__Work instructions__:
Carry on the newspaper letters page about the local election candidates from the point where it stops.

__Passage to read__:
┌────────

Letters: Morton ‘most qualified candidate’; Titus asks for vote; Morton deemed voice for justice; No place for partisanship in nonpartisan races; Be ready for delayed results; Feinstein shamed | READER COMMENTARY

Editor’s Note: With early voting beginning Oct. 26, as of today, the Times is no longer accepting endorsement letters for local candidates. We will continue to accept letters regarding the presidential election in general.

Morton ‘most qualified candidate’ for judge

Laura Morton went through the rigorous vetting process and was deemed highly qualified by the Judicial Nominating Commission. She was included on the list of names submitted for consideration for appointment to the bench.


She clerked for the Honorable Luke K. Burns, Jr. in the Circuit Court for Carroll County. She is the only candidate with decades of actual trial experience representing people in the types of cases most often heard by the Circuit Court. She has lived in Carroll County for 25 years and has provided thousands of hours of free and low cost legal services to those unable to afford an attorney.

Laura Morton has run a nonpartisan campaign, reaching out to voters all across the political spectrum. She has run on her qualifications. Her opponent has run a very partisan campaign. His message in his mailers have been different, in one emphasizing his partisanship and in another being nonpartisan. Laura has used the same mailer to all voters. Her message is simple, she is the most qualified candidate.


Her opponent has spent a considerable amount of money on his campaign. Laura’s spending has been far less and she has worked very hard to spend as much of her campaign dollars with local businesses.

Her opponent states he is endorsed by the state bar but it is the policy of the state bar to endorse all sitting judges. At the local level, the vote is only on whether or not to endorse him, not a vote on all of the candidates. Even then, several attorneys voted to abstain from the vote.

Laura Morton is an attorney, not a politician. She is running for judge because she believes Carroll County deserves to have the most qualified candidate on the bench. She is also running because she believes that the reappointment of her opponent after he lost the election in 2018 undermines the election process and goes against the will of the people. Carroll County should make their voice heard again and vote for Laura Morton for Circuit Court Judge.

Thomas Terhaar

The author is treasurer for Laura Morton-Coleman for Judge.

└────────

__Record list__:
┌────────

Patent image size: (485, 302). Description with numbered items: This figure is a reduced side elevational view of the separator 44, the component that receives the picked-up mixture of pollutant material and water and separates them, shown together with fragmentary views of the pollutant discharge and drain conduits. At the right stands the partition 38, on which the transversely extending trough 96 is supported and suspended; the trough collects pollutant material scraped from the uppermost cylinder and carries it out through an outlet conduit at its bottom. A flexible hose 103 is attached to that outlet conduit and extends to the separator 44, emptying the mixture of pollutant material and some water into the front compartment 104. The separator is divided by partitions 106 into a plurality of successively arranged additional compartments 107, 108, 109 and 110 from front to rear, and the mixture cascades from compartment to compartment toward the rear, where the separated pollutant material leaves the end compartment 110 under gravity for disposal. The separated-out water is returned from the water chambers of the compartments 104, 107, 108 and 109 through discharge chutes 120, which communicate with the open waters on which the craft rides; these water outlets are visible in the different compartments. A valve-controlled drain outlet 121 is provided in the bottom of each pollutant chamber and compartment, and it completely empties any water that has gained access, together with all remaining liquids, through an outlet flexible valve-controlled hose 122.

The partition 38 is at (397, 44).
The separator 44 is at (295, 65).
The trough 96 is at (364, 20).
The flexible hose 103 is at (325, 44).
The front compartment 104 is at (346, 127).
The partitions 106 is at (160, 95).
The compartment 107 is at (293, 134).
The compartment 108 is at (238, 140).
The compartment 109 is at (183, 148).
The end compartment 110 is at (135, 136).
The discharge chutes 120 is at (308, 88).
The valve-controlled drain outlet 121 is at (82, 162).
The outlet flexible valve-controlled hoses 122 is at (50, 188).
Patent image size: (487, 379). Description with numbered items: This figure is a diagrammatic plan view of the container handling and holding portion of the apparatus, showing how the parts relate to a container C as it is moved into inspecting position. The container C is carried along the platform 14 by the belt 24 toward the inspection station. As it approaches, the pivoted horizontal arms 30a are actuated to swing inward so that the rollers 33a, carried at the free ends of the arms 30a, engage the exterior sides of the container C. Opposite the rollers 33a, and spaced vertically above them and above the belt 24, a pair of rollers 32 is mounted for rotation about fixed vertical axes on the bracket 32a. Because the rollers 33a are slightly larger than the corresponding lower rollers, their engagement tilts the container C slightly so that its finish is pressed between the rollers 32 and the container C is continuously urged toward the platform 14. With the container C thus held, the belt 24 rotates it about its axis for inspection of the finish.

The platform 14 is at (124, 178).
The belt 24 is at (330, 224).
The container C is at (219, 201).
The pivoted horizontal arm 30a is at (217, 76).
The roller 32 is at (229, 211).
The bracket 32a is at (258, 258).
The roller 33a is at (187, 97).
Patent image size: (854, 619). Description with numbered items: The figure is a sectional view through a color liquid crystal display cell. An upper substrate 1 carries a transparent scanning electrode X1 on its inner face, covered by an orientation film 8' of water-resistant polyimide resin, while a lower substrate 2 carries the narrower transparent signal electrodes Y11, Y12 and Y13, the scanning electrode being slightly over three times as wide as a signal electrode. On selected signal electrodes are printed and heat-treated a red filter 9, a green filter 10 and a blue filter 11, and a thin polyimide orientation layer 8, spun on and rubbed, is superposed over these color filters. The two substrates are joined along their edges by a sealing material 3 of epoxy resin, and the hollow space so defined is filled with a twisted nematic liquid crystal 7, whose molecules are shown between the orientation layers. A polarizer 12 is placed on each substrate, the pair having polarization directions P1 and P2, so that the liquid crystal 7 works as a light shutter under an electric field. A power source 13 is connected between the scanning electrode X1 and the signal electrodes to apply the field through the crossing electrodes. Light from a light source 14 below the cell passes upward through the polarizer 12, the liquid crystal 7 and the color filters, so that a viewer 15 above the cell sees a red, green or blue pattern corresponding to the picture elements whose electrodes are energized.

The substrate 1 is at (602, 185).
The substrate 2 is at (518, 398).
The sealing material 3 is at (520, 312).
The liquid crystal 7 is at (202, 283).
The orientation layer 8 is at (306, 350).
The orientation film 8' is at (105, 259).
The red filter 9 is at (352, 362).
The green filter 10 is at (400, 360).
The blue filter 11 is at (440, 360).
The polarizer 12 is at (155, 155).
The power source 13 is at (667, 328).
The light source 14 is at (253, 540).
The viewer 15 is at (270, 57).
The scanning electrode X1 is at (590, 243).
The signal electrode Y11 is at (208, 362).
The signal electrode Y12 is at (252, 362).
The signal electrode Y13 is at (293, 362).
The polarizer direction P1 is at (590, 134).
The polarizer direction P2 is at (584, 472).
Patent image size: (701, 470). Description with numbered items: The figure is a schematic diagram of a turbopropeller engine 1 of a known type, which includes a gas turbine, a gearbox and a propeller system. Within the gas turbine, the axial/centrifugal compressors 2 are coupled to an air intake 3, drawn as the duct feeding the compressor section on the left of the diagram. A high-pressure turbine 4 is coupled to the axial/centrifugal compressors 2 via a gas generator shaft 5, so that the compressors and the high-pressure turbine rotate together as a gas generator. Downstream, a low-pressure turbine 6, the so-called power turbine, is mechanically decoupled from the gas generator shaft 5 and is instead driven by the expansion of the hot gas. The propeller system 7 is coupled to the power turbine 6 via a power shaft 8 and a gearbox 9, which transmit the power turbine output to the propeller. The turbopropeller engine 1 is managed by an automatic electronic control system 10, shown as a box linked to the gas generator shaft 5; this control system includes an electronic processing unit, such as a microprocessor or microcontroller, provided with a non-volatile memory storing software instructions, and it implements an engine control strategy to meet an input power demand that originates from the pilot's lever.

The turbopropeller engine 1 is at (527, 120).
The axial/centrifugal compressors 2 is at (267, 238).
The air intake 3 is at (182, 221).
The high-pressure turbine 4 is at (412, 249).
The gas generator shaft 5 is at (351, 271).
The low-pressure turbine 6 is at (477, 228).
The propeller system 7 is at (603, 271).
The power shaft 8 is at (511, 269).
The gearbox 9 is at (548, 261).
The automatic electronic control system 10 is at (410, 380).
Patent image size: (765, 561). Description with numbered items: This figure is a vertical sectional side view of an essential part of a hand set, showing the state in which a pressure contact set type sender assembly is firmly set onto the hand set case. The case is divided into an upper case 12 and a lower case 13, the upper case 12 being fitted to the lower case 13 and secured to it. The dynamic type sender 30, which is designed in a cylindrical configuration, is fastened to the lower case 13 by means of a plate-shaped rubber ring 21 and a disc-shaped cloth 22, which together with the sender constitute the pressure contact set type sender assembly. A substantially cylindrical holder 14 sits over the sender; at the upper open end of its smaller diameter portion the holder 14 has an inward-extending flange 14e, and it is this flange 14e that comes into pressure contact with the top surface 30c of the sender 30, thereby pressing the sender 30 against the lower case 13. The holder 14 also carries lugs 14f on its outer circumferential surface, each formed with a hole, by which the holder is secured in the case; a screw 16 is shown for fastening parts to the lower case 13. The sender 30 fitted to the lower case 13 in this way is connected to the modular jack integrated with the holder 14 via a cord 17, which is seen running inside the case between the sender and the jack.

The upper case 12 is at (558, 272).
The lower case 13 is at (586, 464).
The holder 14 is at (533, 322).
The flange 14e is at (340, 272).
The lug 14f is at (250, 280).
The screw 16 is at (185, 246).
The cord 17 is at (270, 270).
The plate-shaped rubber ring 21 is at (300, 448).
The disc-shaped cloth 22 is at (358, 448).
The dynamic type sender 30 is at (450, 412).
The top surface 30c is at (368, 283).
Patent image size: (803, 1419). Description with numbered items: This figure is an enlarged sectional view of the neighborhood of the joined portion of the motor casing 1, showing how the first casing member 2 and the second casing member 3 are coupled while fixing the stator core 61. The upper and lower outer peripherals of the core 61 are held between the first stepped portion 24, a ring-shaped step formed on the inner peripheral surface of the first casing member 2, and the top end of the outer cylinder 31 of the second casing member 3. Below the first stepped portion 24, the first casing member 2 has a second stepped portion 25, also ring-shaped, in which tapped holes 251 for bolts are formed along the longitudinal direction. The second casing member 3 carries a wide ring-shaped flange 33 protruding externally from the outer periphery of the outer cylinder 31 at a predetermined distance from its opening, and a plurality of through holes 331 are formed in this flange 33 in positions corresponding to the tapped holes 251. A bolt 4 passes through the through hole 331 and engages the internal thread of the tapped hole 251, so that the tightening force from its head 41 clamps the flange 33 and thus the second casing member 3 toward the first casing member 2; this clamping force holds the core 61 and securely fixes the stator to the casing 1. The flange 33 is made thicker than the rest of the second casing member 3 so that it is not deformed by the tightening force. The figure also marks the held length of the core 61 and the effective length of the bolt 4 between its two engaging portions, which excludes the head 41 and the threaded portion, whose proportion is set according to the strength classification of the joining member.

└────────

__Result of the exercise__:
Titus asks for vote in judge race

As a sitting judge on the Circuit Court for Carroll County, I have worked hard for local residents. As a candidate to retain my seat on the bench, I write to respectfully ask voters to cast their ballot to keep me on the Court. With three decades of local legal experience – including four as a judge – I am uniquely qualified and have a proven track record as a tough, but fair, judge.

My conservative approach to the job includes applying the law as written, following the Constitution and reaching common sense decisions. This approach has earned me the endorsements of our county bar association, sheriff, state’s attorney, FOP chapter, and legislative delegation along with numerous other citizens. I am humbled by this support from within the local community and would be honored to earn your support.

While the negative campaign attacks undertaken by my opponent and her supporters are regrettable, I refuse to respond in kind. The fact is: I am the only candidate who has twice received the highest rating from the Trial Courts Nominating Commission following its rigorous review process, which strongly confirms my qualifications. More importantly, my opponent knows better. She has appeared in front of me for trials where I always treated her and her clients the same way I do all litigants — with fairness, respect and dignity. For her to suggest otherwise is just dirty politics.

This county has been my home for nearly three decades. I worked here, raised my family here, and remain actively involved in our community that I love. I take seriously my role in holding those who are proven guilty accountable for their crimes. I humbly ask the voters for the opportunity to continue serving as their judge.

Richard R. Titus


The author is running to retain his seat as Circuit Court judge.


Morton deemed independent voice for justice

It is most important now in the closing days of the election to remember that judges have to be independent voices of the justice system.

Their legal training and prior experiences have prepared them to protect citizens rights in the courtrooms and in all legal matters.

Laura Morton has excelled both in preparation and experience earning her the highest qualification to be our newest Judge. She will serve our county as a distinguished member of the Circuit Court for the next fifteen years.

Citizens elect these judges because it our best protection from politics that would divide us and reduce our rights in a courtroom. We should always remove politics making the county courts non-political and fair to all as intended.

This election please support Laura Morton.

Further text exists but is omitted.